» INSTRUCTIONS
1. In the forum thread, what was the single job OS loader for RT-11 called?
2. Reproduce the forum thread, everything from "I'd nominate the" down to "have been there...", but rename "RT-11" to "RSTS/E".

» SOURCE
I'd nominate the Foreground/Background version of RT-11 (ummmmm... what was
the loader called? RKMNFB.SYS? The single job OS loader was xxxxSJ.SYS) I
think it meets the above criteria, and is somewhat aged. I think I used it
circa 1978 (1979 for sure).
_______________________________________________________________
Harvey Brydon | Internet: bry...@tulsa.dowell.slb.com
Schlumberger Dowell | P.O.T.S.: (918)250-4312
I was alive during Woodstock, but I don't remember it - so, I guess
I must have been there...
Giles Morris
>>And DEC's RSX-11.
>
>[as an example of multithreading in an OS]
>
>Nah. An 11M task corresponded to what usually gets called a process these days,
>although they were refreshingly lighter in weight.
I thought that the FORK$ call gave you a new thread (but it's been a long time)
A Home-Brew OS that I worked with in 1974 provided threads. We used it for
control systems.
Giles Morris
h_kraus
CICS was a multi-threaded app that ran in a single address
space (commercial/production release) back in '68/69. It is
still in wide use (even wider with releases for OS/2, AIX, and
AS/400) and for the most part it is backwardly compatible
(the command level) for at least 15-20 years. How many
powerful business-system development tools can make
that claim?
Funny how the systems that process what research groups say are
70-80% of all production data in the world are so forgotten or
unknown to the "new" technology community.

» GIVEN ENTRIES
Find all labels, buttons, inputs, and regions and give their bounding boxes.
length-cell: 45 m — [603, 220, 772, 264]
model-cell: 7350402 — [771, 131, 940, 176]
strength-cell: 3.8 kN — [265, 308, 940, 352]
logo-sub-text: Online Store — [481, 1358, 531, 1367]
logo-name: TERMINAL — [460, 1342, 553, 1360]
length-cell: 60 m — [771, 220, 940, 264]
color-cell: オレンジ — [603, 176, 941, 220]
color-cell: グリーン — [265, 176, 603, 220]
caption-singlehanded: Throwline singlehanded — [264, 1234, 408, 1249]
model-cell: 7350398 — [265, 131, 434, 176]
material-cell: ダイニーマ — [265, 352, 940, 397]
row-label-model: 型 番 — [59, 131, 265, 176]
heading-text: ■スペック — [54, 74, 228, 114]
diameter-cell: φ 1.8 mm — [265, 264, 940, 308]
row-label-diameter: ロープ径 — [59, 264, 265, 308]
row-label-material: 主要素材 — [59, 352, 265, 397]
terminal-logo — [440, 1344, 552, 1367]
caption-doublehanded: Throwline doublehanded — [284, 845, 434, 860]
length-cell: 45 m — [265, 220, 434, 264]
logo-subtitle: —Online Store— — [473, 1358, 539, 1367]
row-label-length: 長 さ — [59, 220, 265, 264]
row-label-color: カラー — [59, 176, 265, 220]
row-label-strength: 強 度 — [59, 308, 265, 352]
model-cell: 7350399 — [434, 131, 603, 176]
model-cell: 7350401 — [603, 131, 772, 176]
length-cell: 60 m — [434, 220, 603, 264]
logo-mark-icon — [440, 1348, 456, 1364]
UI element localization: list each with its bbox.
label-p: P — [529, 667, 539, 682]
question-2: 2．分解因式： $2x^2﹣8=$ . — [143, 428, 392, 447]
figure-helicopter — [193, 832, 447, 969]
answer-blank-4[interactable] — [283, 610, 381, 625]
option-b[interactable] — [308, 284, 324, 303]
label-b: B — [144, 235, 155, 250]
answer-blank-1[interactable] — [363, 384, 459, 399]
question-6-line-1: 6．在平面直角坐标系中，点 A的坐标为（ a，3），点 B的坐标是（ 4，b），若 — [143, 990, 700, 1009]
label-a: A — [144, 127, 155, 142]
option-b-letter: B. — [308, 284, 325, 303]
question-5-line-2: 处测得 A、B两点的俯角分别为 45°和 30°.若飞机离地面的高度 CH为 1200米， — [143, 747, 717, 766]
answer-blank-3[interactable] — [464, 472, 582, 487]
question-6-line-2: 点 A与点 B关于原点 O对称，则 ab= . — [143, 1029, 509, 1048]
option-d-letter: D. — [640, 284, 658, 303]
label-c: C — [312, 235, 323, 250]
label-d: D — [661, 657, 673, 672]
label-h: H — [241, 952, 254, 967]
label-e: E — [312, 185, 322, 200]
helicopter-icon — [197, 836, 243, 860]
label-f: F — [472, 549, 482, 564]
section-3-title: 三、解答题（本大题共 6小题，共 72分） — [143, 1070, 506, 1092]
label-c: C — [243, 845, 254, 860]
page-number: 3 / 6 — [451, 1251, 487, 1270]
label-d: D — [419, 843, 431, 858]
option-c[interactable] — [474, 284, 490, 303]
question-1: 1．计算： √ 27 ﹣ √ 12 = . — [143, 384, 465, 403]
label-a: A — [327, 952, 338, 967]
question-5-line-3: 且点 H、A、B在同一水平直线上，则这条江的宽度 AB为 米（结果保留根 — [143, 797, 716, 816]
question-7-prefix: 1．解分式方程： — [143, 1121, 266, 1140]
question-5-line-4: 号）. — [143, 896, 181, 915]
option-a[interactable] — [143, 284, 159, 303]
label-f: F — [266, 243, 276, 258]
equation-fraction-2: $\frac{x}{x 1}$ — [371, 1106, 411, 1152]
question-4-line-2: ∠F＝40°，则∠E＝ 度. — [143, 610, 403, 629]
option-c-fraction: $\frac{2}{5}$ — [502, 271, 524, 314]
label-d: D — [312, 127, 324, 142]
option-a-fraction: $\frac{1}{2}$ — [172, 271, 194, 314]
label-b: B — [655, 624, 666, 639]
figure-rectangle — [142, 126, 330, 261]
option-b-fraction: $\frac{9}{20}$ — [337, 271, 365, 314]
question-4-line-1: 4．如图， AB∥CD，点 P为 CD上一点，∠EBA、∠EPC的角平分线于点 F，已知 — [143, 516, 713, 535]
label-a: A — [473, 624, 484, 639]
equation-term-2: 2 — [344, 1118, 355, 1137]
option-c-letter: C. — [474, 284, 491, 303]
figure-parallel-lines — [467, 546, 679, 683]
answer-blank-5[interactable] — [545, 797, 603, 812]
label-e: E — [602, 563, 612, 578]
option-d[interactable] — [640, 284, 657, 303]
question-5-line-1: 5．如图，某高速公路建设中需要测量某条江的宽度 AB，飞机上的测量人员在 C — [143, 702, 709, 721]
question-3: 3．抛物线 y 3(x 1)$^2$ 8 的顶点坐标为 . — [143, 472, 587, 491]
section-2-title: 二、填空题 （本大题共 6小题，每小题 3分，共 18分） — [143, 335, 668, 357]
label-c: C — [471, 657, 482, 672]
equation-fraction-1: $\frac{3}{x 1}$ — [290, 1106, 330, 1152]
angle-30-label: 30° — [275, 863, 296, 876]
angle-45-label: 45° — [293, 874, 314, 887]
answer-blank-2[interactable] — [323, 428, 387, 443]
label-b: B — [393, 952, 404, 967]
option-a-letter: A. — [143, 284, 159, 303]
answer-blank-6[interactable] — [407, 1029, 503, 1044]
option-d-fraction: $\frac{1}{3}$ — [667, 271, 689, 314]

» SOLUTIONS IN ORDER
1. xxxxSJ.SYS

2.
I'd nominate the Foreground/Background version of RSTS/E (ummmmm... what was
the loader called? RKMNFB.SYS? The single job OS loader was xxxxSJ.SYS) I
think it meets the above criteria, and is somewhat aged. I think I used it
circa 1978 (1979 for sure).
_______________________________________________________________
Harvey Brydon | Internet: bry...@tulsa.dowell.slb.com
Schlumberger Dowell | P.O.T.S.: (918)250-4312
I was alive during Woodstock, but I don't remember it - so, I guess
I must have been there...